Stored data:

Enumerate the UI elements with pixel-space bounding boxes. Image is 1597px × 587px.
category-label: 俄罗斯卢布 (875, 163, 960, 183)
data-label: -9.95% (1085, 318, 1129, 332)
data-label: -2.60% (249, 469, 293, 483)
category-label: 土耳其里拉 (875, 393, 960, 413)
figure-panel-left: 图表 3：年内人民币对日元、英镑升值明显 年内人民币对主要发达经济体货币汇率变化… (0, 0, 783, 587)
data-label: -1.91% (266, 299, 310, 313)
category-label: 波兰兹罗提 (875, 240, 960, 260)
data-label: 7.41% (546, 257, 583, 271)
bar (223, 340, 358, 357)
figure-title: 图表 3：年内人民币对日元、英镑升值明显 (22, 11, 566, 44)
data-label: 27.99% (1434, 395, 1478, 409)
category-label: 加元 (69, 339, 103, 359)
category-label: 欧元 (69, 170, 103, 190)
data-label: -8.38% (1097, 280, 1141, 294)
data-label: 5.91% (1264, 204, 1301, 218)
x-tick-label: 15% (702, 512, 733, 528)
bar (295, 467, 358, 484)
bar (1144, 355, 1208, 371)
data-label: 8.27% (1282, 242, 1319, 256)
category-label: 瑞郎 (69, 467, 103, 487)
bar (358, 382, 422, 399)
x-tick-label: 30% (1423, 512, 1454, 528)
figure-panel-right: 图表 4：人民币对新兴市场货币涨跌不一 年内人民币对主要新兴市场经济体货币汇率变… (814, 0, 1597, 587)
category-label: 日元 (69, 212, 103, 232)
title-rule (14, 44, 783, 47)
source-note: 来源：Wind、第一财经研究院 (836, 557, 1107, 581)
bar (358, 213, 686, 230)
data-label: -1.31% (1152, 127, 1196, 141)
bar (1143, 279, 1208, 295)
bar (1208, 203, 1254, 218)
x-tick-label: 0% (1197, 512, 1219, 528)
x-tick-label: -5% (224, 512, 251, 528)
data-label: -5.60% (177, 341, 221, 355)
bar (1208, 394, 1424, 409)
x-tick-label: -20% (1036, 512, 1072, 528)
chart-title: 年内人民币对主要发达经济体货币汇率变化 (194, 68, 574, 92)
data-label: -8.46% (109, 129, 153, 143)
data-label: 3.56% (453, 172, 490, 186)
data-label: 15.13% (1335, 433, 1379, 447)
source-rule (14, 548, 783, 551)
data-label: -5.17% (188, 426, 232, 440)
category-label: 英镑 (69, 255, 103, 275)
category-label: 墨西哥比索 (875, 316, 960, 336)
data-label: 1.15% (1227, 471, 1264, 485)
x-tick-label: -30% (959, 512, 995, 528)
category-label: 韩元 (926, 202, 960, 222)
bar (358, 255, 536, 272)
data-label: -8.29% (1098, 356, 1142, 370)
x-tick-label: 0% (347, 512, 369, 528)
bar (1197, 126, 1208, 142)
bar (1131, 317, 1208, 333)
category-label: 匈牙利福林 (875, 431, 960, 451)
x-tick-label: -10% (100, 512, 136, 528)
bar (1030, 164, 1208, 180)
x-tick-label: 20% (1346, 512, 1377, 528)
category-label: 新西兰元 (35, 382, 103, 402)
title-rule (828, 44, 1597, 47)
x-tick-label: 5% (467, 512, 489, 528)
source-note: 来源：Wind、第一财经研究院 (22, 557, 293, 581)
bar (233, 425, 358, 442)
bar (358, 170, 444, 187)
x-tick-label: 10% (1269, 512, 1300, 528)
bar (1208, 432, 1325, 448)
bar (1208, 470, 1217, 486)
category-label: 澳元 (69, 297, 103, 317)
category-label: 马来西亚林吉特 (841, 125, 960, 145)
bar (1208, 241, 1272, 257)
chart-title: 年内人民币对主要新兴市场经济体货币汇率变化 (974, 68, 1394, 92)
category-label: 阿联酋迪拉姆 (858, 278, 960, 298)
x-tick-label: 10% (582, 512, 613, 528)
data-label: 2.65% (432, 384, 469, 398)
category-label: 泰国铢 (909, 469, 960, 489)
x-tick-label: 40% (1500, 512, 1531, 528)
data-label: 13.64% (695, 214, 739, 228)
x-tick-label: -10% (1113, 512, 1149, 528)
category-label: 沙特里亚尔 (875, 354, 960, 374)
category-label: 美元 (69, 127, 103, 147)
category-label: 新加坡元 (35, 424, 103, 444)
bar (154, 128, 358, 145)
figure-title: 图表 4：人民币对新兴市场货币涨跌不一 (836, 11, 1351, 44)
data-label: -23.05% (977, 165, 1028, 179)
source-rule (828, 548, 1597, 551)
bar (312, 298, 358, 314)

## [PROBLEM DESCRIPTION]
In the rows from the start through the line containing "figure-title: 图表 3：年内人民币对日元、英镑升值明显", swap every "data-label" for "value-label" and write those lines out again with nothing else altered.

## [RESPONSE]
Enumerate the UI elements with pixel-space bounding boxes. Image is 1597px × 587px.
category-label: 俄罗斯卢布 (875, 163, 960, 183)
value-label: -9.95% (1085, 318, 1129, 332)
value-label: -2.60% (249, 469, 293, 483)
category-label: 土耳其里拉 (875, 393, 960, 413)
figure-panel-left: 图表 3：年内人民币对日元、英镑升值明显 年内人民币对主要发达经济体货币汇率变化… (0, 0, 783, 587)
value-label: -1.91% (266, 299, 310, 313)
category-label: 波兰兹罗提 (875, 240, 960, 260)
value-label: 7.41% (546, 257, 583, 271)
bar (223, 340, 358, 357)
figure-title: 图表 3：年内人民币对日元、英镑升值明显 (22, 11, 566, 44)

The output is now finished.